- Records to process:
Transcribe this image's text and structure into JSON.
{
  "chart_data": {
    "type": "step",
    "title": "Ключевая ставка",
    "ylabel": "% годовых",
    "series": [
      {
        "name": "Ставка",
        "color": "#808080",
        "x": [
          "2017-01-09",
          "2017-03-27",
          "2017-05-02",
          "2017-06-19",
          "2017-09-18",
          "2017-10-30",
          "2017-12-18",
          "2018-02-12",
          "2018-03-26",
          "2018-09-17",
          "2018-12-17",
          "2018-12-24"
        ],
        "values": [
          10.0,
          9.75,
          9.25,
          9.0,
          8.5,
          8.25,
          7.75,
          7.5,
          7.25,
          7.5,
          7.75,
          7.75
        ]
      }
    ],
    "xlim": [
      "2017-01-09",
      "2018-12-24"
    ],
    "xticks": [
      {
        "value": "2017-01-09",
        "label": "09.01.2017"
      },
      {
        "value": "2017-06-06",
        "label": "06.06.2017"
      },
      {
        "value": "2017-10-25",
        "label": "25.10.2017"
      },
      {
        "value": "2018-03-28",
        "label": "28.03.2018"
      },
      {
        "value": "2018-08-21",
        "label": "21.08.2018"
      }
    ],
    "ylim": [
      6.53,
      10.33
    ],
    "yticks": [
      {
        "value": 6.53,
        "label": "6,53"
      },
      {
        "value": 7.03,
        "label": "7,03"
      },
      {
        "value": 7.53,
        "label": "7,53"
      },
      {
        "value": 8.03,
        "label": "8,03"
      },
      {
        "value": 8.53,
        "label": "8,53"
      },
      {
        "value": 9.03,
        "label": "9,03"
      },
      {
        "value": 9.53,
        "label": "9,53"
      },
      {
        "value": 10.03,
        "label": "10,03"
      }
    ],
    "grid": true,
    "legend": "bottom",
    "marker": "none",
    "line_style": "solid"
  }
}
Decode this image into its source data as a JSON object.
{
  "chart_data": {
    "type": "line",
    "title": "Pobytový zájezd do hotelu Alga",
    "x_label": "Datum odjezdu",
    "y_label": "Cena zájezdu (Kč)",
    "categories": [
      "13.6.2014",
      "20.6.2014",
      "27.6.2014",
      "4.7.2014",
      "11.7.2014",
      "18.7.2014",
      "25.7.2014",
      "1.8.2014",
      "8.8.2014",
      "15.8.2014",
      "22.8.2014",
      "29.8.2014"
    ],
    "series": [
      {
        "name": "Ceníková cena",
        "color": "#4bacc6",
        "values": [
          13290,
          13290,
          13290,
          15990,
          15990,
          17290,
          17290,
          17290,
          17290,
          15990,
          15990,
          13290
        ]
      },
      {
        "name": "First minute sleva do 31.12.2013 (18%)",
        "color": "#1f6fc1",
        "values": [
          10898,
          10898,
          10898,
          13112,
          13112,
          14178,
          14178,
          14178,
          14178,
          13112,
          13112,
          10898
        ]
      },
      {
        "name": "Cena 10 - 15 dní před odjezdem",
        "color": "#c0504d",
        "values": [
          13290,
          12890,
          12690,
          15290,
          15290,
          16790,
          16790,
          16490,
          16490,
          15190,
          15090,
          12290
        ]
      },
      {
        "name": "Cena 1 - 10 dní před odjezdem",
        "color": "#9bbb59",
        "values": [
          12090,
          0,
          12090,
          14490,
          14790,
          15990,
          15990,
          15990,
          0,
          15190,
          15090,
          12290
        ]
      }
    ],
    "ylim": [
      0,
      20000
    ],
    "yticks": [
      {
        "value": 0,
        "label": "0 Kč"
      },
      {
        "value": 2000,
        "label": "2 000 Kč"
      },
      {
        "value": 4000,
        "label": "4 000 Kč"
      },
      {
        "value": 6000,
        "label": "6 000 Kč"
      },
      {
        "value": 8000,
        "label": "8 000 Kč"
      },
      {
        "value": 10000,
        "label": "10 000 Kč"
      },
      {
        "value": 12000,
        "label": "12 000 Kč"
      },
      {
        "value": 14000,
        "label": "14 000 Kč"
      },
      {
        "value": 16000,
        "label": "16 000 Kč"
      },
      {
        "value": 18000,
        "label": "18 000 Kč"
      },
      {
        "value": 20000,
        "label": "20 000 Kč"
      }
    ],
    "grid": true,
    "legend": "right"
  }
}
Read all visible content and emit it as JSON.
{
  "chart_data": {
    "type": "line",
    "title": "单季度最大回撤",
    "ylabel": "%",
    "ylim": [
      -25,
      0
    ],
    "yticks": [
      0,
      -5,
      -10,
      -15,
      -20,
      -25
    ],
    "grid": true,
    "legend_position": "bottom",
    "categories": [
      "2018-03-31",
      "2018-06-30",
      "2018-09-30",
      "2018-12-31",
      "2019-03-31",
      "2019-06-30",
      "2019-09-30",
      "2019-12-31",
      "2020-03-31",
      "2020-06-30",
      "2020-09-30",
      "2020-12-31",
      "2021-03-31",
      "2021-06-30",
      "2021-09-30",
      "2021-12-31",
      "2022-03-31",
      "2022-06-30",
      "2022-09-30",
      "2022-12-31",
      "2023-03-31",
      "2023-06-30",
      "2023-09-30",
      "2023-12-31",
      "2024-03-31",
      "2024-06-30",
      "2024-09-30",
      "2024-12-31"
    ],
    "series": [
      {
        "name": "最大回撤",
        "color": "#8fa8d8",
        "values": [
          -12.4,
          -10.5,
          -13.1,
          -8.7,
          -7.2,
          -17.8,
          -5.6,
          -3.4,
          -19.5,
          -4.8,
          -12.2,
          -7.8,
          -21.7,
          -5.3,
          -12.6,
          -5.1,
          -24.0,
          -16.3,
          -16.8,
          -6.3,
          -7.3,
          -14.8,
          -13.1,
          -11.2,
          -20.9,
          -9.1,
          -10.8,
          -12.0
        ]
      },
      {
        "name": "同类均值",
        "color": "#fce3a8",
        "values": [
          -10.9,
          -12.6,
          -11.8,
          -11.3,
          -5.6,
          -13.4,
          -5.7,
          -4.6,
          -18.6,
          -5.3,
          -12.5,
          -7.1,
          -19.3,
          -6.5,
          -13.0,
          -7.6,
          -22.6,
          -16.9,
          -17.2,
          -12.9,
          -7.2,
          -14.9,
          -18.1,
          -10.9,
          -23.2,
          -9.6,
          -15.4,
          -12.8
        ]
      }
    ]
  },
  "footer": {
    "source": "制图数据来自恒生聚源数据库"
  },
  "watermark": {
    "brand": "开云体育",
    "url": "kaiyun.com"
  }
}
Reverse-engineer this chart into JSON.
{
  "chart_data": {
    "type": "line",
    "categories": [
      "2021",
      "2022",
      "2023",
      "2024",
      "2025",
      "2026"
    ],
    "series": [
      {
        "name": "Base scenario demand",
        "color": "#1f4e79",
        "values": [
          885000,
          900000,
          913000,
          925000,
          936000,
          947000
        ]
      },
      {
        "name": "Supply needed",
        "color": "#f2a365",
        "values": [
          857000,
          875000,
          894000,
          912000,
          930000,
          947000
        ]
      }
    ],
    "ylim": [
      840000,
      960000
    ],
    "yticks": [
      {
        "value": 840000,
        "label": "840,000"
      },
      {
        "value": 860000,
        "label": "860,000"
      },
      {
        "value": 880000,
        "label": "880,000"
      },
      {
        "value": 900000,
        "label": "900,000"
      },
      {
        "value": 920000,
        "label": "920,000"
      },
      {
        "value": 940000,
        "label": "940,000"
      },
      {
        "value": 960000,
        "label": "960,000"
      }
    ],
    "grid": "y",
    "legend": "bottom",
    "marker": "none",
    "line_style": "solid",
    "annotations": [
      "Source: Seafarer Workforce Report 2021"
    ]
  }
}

- Request: Find the lines containing "into" and list every one of them.

- Task result:
Transcribe this image's text and structure into JSON.
Decode this image into its source data as a JSON object.
Reverse-engineer this chart into JSON.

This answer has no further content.